Goal – Write every entry out again exactly, please, and skip the pictures.
═══
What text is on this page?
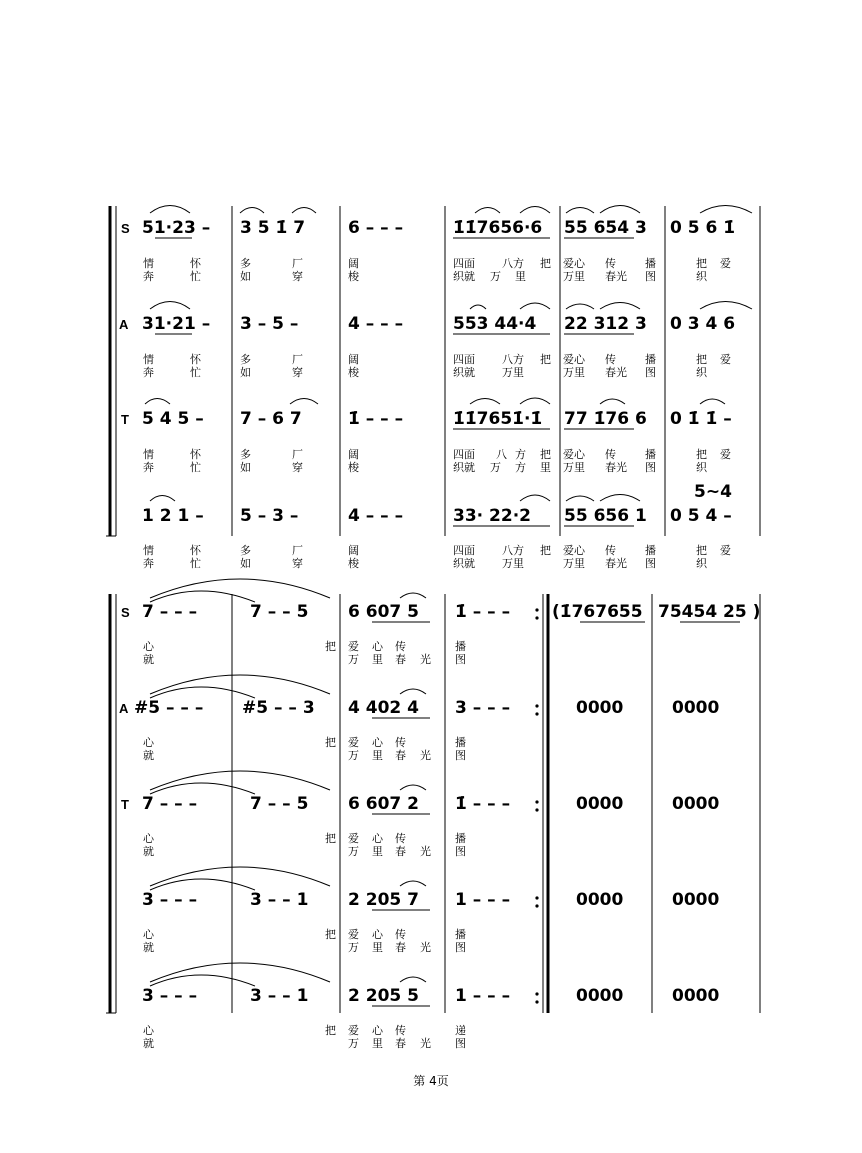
S 51·23 – 3 5 1̇ 7	6 – – –	1̇1̇7656·6 55 654 3 0 5 6 1̇
情	怀	多	厂	阔	四面 八方 把 爱心 传	播	把 爱
奔	忙	如	穿	梭	织就 万 里	万里 春光 图	织
A 31·21 – 3 – 5 –	4 – – –	553 44·4 22 312 3 0 3 4 6
情	怀	多	厂	阔	四面 八方 把 爱心 传	播	把 爱
奔	忙	如	穿	梭	织就 万里	万里 春光 图	织
T 5 4 5 – 7 – 6 7	1̇ – – –	1̇1̇7651̇·1̇ 77 1̇76 6 0 1̇ 1̇ –
情	怀	多	厂	阔	四面 八 方 把 爱心 传	播	把 爱
奔	忙	如	穿	梭	织就 万 方 里 万里 春光 图	织
5~4
1 2 1 – 5 – 3 –	4 – – –	33· 22·2 55 656 1 0 5 4 –
情	怀	多	厂	阔	四面 八方 把 爱心 传	播	把 爱
奔	忙	如	穿	梭	织就 万里	万里 春光 图	织
S 7 – – –	7 – – 5 6 607 5 1̇ – – – (1̇767655 75454 25 )
心	把 爱 心 传	播
就	万 里 春 光 图
A #5 – – – #5 – – 3 4 402 4 3 – – –	0000	0000
心	把 爱 心 传	播
就	万 里 春 光 图
T 7 – – –	7 – – 5 6 607 2 1̇ – – –	0000	0000
心	把 爱 心 传	播
就	万 里 春 光 图
3 – – –	3 – – 1 2 205 7 1 – – –	0000	0000
心	把 爱 心 传	播
就	万 里 春 光 图
3 – – –	3 – – 1 2 205 5 1 – – –	0000	0000
心	把 爱 心 传	递
就	万 里 春 光 图
第 4页
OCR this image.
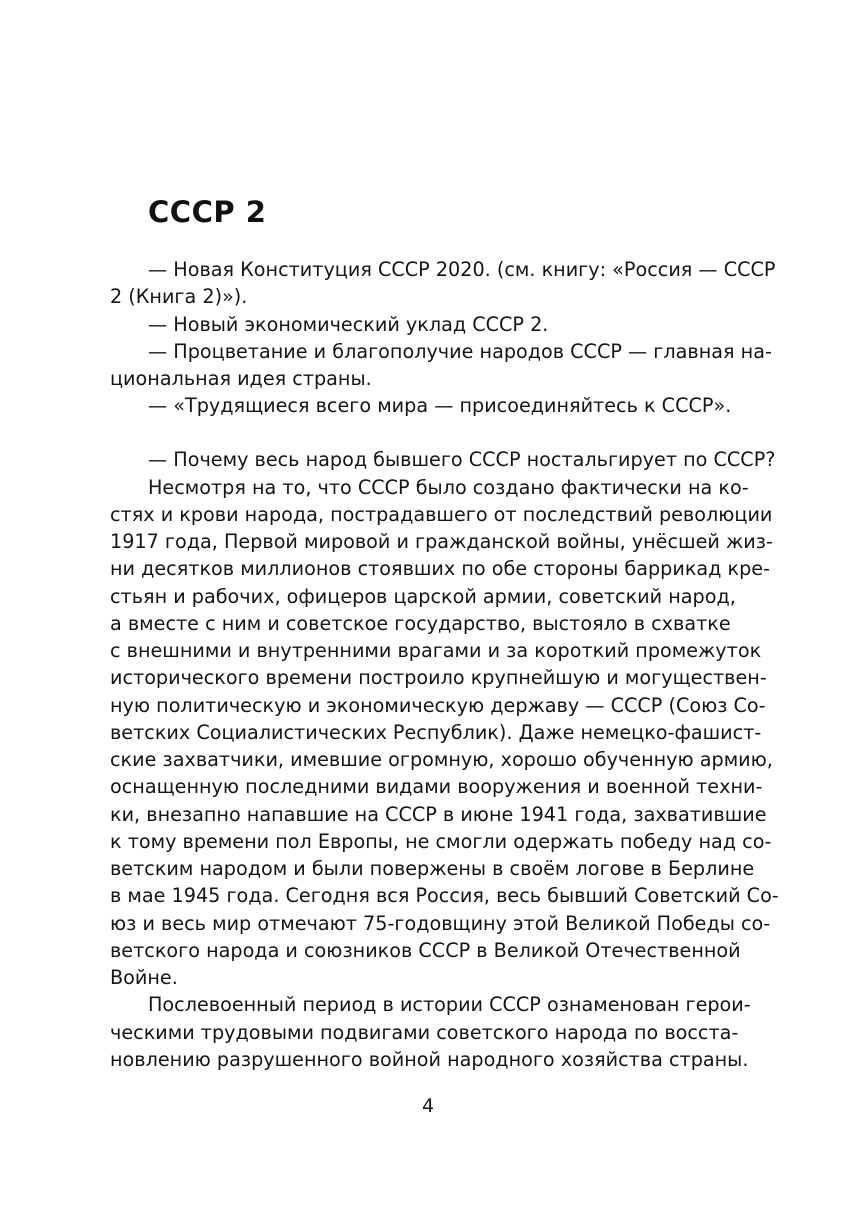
СССР 2

— Новая Конституция СССР 2020. (см. книгу: «Россия — СССР

2 (Книга 2)»).

— Новый экономический уклад СССР 2.

— Процветание и благополучие народов СССР — главная на-

циональная идея страны.

— «Трудящиеся всего мира — присоединяйтесь к СССР».

— Почему весь народ бывшего СССР ностальгирует по СССР?

Несмотря на то, что СССР было создано фактически на ко-

стях и крови народа, пострадавшего от последствий революции

1917 года, Первой мировой и гражданской войны, унёсшей жиз-

ни десятков миллионов стоявших по обе стороны баррикад кре-

стьян и рабочих, офицеров царской армии, советский народ,

а вместе с ним и советское государство, выстояло в схватке

с внешними и внутренними врагами и за короткий промежуток

исторического времени построило крупнейшую и могуществен-

ную политическую и экономическую державу — СССР (Союз Со-

ветских Социалистических Республик). Даже немецко-фашист-

ские захватчики, имевшие огромную, хорошо обученную армию,

оснащенную последними видами вооружения и военной техни-

ки, внезапно напавшие на СССР в июне 1941 года, захватившие

к тому времени пол Европы, не смогли одержать победу над со-

ветским народом и были повержены в своём логове в Берлине

в мае 1945 года. Сегодня вся Россия, весь бывший Советский Со-

юз и весь мир отмечают 75-годовщину этой Великой Победы со-

ветского народа и союзников СССР в Великой Отечественной

Войне.

Послевоенный период в истории СССР ознаменован герои-

ческими трудовыми подвигами советского народа по восста-

новлению разрушенного войной народного хозяйства страны.

4
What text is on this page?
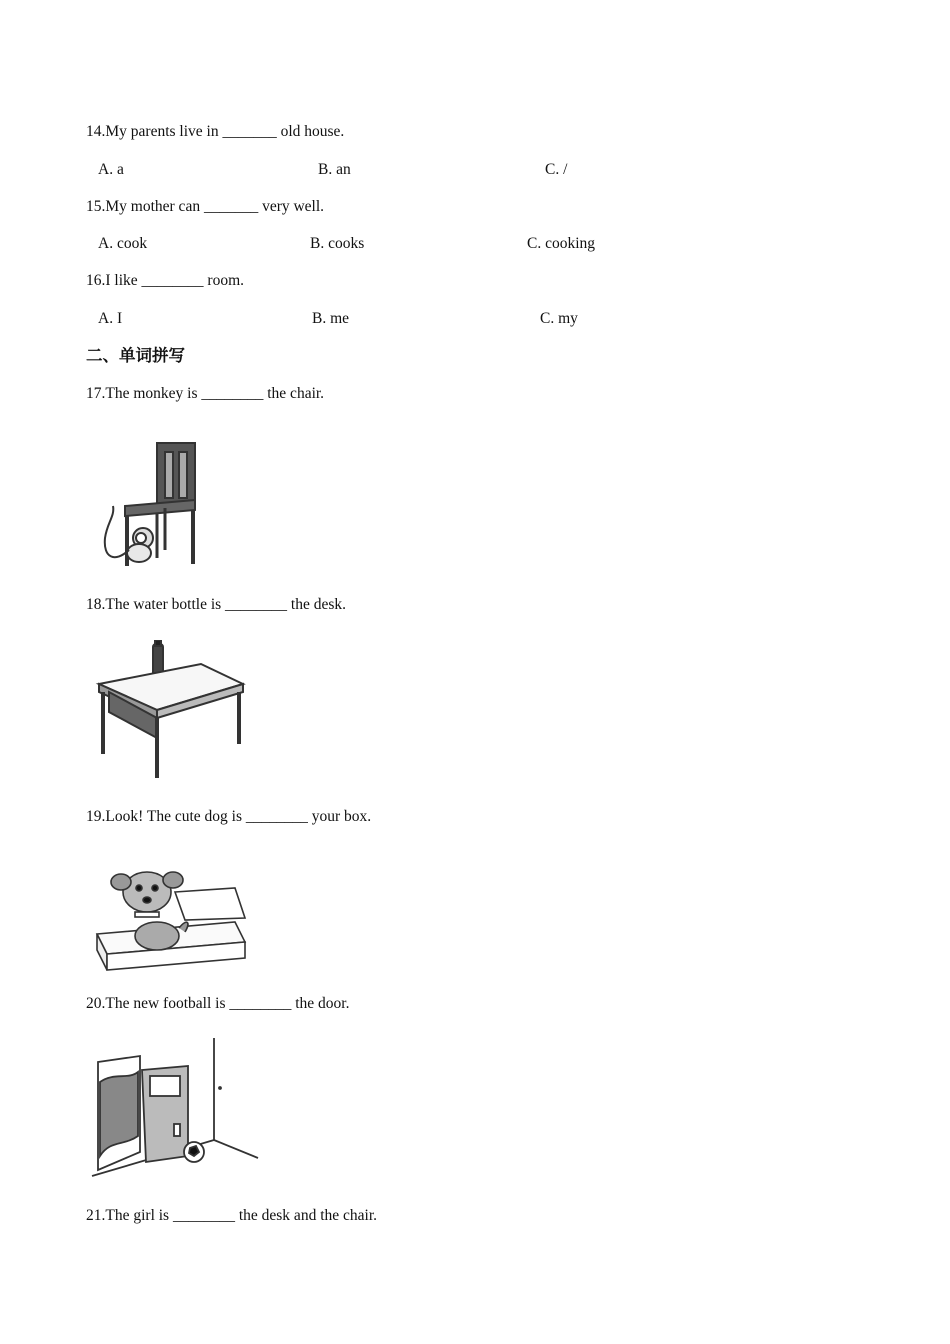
14.My parents live in _______ old house.
A. a	B. an	C. /
15.My mother can _______ very well.
A. cook	B. cooks	C. cooking
16.I like ________ room.
A. I	B. me	C. my
二、单词拼写
17.The monkey is ________ the chair.
18.The water bottle is ________ the desk.
19.Look! The cute dog is ________ your box.
20.The new football is ________ the door.
21.The girl is ________ the desk and the chair.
═══
Result of the exercise –
What text is on this page?
S 51·23 – 3 5 1̇ 7	6 – – –	1̇1̇7656·6 55 654 3 0 5 6 1̇
情	怀	多	厂	阔	四面 八方 把 爱心 传	播	把 爱
奔	忙	如	穿	梭	织就 万 里	万里 春光 图	织
A 31·21 – 3 – 5 –	4 – – –	553 44·4 22 312 3 0 3 4 6
情	怀	多	厂	阔	四面 八方 把 爱心 传	播	把 爱
奔	忙	如	穿	梭	织就 万里	万里 春光 图	织
T 5 4 5 – 7 – 6 7	1̇ – – –	1̇1̇7651̇·1̇ 77 1̇76 6 0 1̇ 1̇ –
情	怀	多	厂	阔	四面 八 方 把 爱心 传	播	把 爱
奔	忙	如	穿	梭	织就 万 方 里 万里 春光 图	织
5~4
1 2 1 – 5 – 3 –	4 – – –	33· 22·2 55 656 1 0 5 4 –
情	怀	多	厂	阔	四面 八方 把 爱心 传	播	把 爱
奔	忙	如	穿	梭	织就 万里	万里 春光 图	织
S 7 – – –	7 – – 5 6 607 5 1̇ – – – (1̇767655 75454 25 )
心	把 爱 心 传	播
就	万 里 春 光 图
A #5 – – – #5 – – 3 4 402 4 3 – – –	0000	0000
心	把 爱 心 传	播
就	万 里 春 光 图
T 7 – – –	7 – – 5 6 607 2 1̇ – – –	0000	0000
心	把 爱 心 传	播
就	万 里 春 光 图
3 – – –	3 – – 1 2 205 7 1 – – –	0000	0000
心	把 爱 心 传	播
就	万 里 春 光 图
3 – – –	3 – – 1 2 205 5 1 – – –	0000	0000
心	把 爱 心 传	递
就	万 里 春 光 图
第 4页
OCR this image.
СССР 2

— Новая Конституция СССР 2020. (см. книгу: «Россия — СССР

2 (Книга 2)»).

— Новый экономический уклад СССР 2.

— Процветание и благополучие народов СССР — главная на-

циональная идея страны.

— «Трудящиеся всего мира — присоединяйтесь к СССР».

— Почему весь народ бывшего СССР ностальгирует по СССР?

Несмотря на то, что СССР было создано фактически на ко-

стях и крови народа, пострадавшего от последствий революции

1917 года, Первой мировой и гражданской войны, унёсшей жиз-

ни десятков миллионов стоявших по обе стороны баррикад кре-

стьян и рабочих, офицеров царской армии, советский народ,

а вместе с ним и советское государство, выстояло в схватке

с внешними и внутренними врагами и за короткий промежуток

исторического времени построило крупнейшую и могуществен-

ную политическую и экономическую державу — СССР (Союз Со-

ветских Социалистических Республик). Даже немецко-фашист-

ские захватчики, имевшие огромную, хорошо обученную армию,

оснащенную последними видами вооружения и военной техни-

ки, внезапно напавшие на СССР в июне 1941 года, захватившие

к тому времени пол Европы, не смогли одержать победу над со-

ветским народом и были повержены в своём логове в Берлине

в мае 1945 года. Сегодня вся Россия, весь бывший Советский Со-

юз и весь мир отмечают 75-годовщину этой Великой Победы со-

ветского народа и союзников СССР в Великой Отечественной

Войне.

Послевоенный период в истории СССР ознаменован герои-

ческими трудовыми подвигами советского народа по восста-

новлению разрушенного войной народного хозяйства страны.

4
What text is on this page?
14.My parents live in _______ old house.
A. a	B. an	C. /
15.My mother can _______ very well.
A. cook	B. cooks	C. cooking
16.I like ________ room.
A. I	B. me	C. my
二、单词拼写
17.The monkey is ________ the chair.
18.The water bottle is ________ the desk.
19.Look! The cute dog is ________ your box.
20.The new football is ________ the door.
21.The girl is ________ the desk and the chair.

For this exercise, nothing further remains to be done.